• [Prompt] Without altering anything, repeat each of the records.

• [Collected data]
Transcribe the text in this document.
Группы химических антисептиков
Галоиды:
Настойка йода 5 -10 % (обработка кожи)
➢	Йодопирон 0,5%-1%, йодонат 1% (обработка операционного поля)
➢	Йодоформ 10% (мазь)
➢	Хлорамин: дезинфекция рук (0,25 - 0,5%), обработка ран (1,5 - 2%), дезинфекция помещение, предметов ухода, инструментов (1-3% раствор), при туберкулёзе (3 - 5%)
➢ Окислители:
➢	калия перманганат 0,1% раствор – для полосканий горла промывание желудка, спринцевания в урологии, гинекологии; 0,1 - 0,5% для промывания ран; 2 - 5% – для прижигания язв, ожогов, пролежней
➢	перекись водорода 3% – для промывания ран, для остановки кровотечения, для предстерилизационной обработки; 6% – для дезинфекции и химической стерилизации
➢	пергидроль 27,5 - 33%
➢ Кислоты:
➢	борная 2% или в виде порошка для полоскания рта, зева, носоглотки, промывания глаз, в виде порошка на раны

• [The output]
Transcribe the text in this document.
Группы химических антисептиков
Галоиды:
Настойка йода 5 -10 % (обработка кожи)
➢	Йодопирон 0,5%-1%, йодонат 1% (обработка операционного поля)
➢	Йодоформ 10% (мазь)
➢	Хлорамин: дезинфекция рук (0,25 - 0,5%), обработка ран (1,5 - 2%), дезинфекция помещение, предметов ухода, инструментов (1-3% раствор), при туберкулёзе (3 - 5%)
➢ Окислители:
➢	калия перманганат 0,1% раствор – для полосканий горла промывание желудка, спринцевания в урологии, гинекологии; 0,1 - 0,5% для промывания ран; 2 - 5% – для прижигания язв, ожогов, пролежней
➢	перекись водорода 3% – для промывания ран, для остановки кровотечения, для предстерилизационной обработки; 6% – для дезинфекции и химической стерилизации
➢	пергидроль 27,5 - 33%
➢ Кислоты:
➢	борная 2% или в виде порошка для полоскания рта, зева, носоглотки, промывания глаз, в виде порошка на раны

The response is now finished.